**Aim:**
Transcribe every line of the records verbatim.

--- Start Record list ---

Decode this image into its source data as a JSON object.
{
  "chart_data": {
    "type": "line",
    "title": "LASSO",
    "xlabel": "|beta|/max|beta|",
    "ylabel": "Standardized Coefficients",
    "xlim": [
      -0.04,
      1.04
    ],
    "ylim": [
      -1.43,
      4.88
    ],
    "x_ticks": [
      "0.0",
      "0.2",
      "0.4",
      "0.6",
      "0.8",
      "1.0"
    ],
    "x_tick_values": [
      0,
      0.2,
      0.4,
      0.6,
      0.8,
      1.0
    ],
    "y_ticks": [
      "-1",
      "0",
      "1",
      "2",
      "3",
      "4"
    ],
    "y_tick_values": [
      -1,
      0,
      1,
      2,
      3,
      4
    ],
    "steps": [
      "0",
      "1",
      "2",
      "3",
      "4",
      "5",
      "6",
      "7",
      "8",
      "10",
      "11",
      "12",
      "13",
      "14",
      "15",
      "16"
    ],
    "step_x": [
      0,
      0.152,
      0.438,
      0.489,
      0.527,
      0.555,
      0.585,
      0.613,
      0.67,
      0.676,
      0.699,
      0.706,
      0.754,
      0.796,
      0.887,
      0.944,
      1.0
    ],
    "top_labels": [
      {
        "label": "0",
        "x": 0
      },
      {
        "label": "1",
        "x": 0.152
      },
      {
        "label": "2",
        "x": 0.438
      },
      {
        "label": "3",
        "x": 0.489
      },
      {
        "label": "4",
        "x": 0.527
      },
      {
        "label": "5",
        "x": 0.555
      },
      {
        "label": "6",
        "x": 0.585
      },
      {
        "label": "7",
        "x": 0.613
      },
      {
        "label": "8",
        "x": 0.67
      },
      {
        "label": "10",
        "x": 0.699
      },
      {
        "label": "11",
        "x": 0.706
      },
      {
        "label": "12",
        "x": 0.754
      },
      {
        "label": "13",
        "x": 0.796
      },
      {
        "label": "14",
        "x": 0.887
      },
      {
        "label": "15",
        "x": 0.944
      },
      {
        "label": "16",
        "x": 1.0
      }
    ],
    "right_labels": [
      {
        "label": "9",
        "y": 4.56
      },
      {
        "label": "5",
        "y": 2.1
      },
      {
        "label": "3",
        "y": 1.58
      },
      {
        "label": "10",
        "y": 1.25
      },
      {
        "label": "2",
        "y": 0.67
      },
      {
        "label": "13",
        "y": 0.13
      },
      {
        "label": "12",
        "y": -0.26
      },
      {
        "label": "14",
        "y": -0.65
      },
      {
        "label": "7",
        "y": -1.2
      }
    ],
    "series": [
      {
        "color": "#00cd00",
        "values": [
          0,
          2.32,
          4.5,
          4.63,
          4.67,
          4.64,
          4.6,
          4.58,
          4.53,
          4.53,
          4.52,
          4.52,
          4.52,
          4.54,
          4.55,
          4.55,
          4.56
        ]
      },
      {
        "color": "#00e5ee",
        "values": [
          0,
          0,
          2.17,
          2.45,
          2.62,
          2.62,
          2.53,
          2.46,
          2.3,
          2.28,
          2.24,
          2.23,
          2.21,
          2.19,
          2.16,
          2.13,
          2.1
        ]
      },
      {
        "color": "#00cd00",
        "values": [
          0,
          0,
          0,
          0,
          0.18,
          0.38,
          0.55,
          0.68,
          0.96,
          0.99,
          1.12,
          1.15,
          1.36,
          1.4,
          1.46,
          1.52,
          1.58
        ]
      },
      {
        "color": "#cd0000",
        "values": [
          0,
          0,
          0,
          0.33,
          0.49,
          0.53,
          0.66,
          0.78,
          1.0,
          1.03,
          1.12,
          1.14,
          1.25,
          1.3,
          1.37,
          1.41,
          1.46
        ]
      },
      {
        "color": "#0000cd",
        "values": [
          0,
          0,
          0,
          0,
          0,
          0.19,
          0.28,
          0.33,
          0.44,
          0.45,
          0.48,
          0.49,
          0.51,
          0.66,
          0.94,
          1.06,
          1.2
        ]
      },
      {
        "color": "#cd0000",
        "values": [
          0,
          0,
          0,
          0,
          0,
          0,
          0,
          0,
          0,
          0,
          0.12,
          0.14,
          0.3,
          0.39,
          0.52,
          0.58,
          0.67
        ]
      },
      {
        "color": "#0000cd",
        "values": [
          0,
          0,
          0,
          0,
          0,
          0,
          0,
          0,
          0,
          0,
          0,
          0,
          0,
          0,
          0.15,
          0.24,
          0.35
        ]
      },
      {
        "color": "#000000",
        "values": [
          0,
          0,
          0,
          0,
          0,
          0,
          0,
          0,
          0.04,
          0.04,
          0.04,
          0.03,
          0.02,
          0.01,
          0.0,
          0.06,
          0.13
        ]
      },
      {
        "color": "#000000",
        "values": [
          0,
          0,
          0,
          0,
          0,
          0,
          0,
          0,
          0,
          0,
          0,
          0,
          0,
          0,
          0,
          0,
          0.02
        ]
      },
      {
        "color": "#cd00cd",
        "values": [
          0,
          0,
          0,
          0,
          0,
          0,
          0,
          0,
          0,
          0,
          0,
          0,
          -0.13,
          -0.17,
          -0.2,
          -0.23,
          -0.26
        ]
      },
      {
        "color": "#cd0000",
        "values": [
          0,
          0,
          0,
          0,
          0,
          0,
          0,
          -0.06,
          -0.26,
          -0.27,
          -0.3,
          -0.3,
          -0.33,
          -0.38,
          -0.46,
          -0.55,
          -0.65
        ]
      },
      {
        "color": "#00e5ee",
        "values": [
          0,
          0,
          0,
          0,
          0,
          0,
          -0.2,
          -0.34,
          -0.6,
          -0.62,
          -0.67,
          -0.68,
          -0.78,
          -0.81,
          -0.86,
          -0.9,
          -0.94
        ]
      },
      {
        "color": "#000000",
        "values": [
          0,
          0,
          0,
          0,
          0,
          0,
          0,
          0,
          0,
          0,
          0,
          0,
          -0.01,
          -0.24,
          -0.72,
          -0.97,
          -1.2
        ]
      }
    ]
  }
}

--- End Record list ---

**Task solution:**
Decode this image into its source data as a JSON object.
{
  "chart_data": {
    "type": "line",
    "title": "LASSO",
    "xlabel": "|beta|/max|beta|",
    "ylabel": "Standardized Coefficients",
    "xlim": [
      -0.04,
      1.04
    ],
    "ylim": [
      -1.43,
      4.88
    ],
    "x_ticks": [
      "0.0",
      "0.2",
      "0.4",
      "0.6",
      "0.8",
      "1.0"
    ],
    "x_tick_values": [
      0,
      0.2,
      0.4,
      0.6,
      0.8,
      1.0
    ],
    "y_ticks": [
      "-1",
      "0",
      "1",
      "2",
      "3",
      "4"
    ],
    "y_tick_values": [
      -1,
      0,
      1,
      2,
      3,
      4
    ],
    "steps": [
      "0",
      "1",
      "2",
      "3",
      "4",
      "5",
      "6",
      "7",
      "8",
      "10",
      "11",
      "12",
      "13",
      "14",
      "15",
      "16"
    ],
    "step_x": [
      0,
      0.152,
      0.438,
      0.489,
      0.527,
      0.555,
      0.585,
      0.613,
      0.67,
      0.676,
      0.699,
      0.706,
      0.754,
      0.796,
      0.887,
      0.944,
      1.0
    ],
    "top_labels": [
      {
        "label": "0",
        "x": 0
      },
      {
        "label": "1",
        "x": 0.152
      },
      {
        "label": "2",
        "x": 0.438
      },
      {
        "label": "3",
        "x": 0.489
      },
      {
        "label": "4",
        "x": 0.527
      },
      {
        "label": "5",
        "x": 0.555
      },
      {
        "label": "6",
        "x": 0.585
      },
      {
        "label": "7",
        "x": 0.613
      },
      {
        "label": "8",
        "x": 0.67
      },
      {
        "label": "10",
        "x": 0.699
      },
      {
        "label": "11",
        "x": 0.706
      },
      {
        "label": "12",
        "x": 0.754
      },
      {
        "label": "13",
        "x": 0.796
      },
      {
        "label": "14",
        "x": 0.887
      },
      {
        "label": "15",
        "x": 0.944
      },
      {
        "label": "16",
        "x": 1.0
      }
    ],
    "right_labels": [
      {
        "label": "9",
        "y": 4.56
      },
      {
        "label": "5",
        "y": 2.1
      },
      {
        "label": "3",
        "y": 1.58
      },
      {
        "label": "10",
        "y": 1.25
      },
      {
        "label": "2",
        "y": 0.67
      },
      {
        "label": "13",
        "y": 0.13
      },
      {
        "label": "12",
        "y": -0.26
      },
      {
        "label": "14",
        "y": -0.65
      },
      {
        "label": "7",
        "y": -1.2
      }
    ],
    "series": [
      {
        "color": "#00cd00",
        "values": [
          0,
          2.32,
          4.5,
          4.63,
          4.67,
          4.64,
          4.6,
          4.58,
          4.53,
          4.53,
          4.52,
          4.52,
          4.52,
          4.54,
          4.55,
          4.55,
          4.56
        ]
      },
      {
        "color": "#00e5ee",
        "values": [
          0,
          0,
          2.17,
          2.45,
          2.62,
          2.62,
          2.53,
          2.46,
          2.3,
          2.28,
          2.24,
          2.23,
          2.21,
          2.19,
          2.16,
          2.13,
          2.1
        ]
      },
      {
        "color": "#00cd00",
        "values": [
          0,
          0,
          0,
          0,
          0.18,
          0.38,
          0.55,
          0.68,
          0.96,
          0.99,
          1.12,
          1.15,
          1.36,
          1.4,
          1.46,
          1.52,
          1.58
        ]
      },
      {
        "color": "#cd0000",
        "values": [
          0,
          0,
          0,
          0.33,
          0.49,
          0.53,
          0.66,
          0.78,
          1.0,
          1.03,
          1.12,
          1.14,
          1.25,
          1.3,
          1.37,
          1.41,
          1.46
        ]
      },
      {
        "color": "#0000cd",
        "values": [
          0,
          0,
          0,
          0,
          0,
          0.19,
          0.28,
          0.33,
          0.44,
          0.45,
          0.48,
          0.49,
          0.51,
          0.66,
          0.94,
          1.06,
          1.2
        ]
      },
      {
        "color": "#cd0000",
        "values": [
          0,
          0,
          0,
          0,
          0,
          0,
          0,
          0,
          0,
          0,
          0.12,
          0.14,
          0.3,
          0.39,
          0.52,
          0.58,
          0.67
        ]
      },
      {
        "color": "#0000cd",
        "values": [
          0,
          0,
          0,
          0,
          0,
          0,
          0,
          0,
          0,
          0,
          0,
          0,
          0,
          0,
          0.15,
          0.24,
          0.35
        ]
      },
      {
        "color": "#000000",
        "values": [
          0,
          0,
          0,
          0,
          0,
          0,
          0,
          0,
          0.04,
          0.04,
          0.04,
          0.03,
          0.02,
          0.01,
          0.0,
          0.06,
          0.13
        ]
      },
      {
        "color": "#000000",
        "values": [
          0,
          0,
          0,
          0,
          0,
          0,
          0,
          0,
          0,
          0,
          0,
          0,
          0,
          0,
          0,
          0,
          0.02
        ]
      },
      {
        "color": "#cd00cd",
        "values": [
          0,
          0,
          0,
          0,
          0,
          0,
          0,
          0,
          0,
          0,
          0,
          0,
          -0.13,
          -0.17,
          -0.2,
          -0.23,
          -0.26
        ]
      },
      {
        "color": "#cd0000",
        "values": [
          0,
          0,
          0,
          0,
          0,
          0,
          0,
          -0.06,
          -0.26,
          -0.27,
          -0.3,
          -0.3,
          -0.33,
          -0.38,
          -0.46,
          -0.55,
          -0.65
        ]
      },
      {
        "color": "#00e5ee",
        "values": [
          0,
          0,
          0,
          0,
          0,
          0,
          -0.2,
          -0.34,
          -0.6,
          -0.62,
          -0.67,
          -0.68,
          -0.78,
          -0.81,
          -0.86,
          -0.9,
          -0.94
        ]
      },
      {
        "color": "#000000",
        "values": [
          0,
          0,
          0,
          0,
          0,
          0,
          0,
          0,
          0,
          0,
          0,
          0,
          -0.01,
          -0.24,
          -0.72,
          -0.97,
          -1.2
        ]
      }
    ]
  }
}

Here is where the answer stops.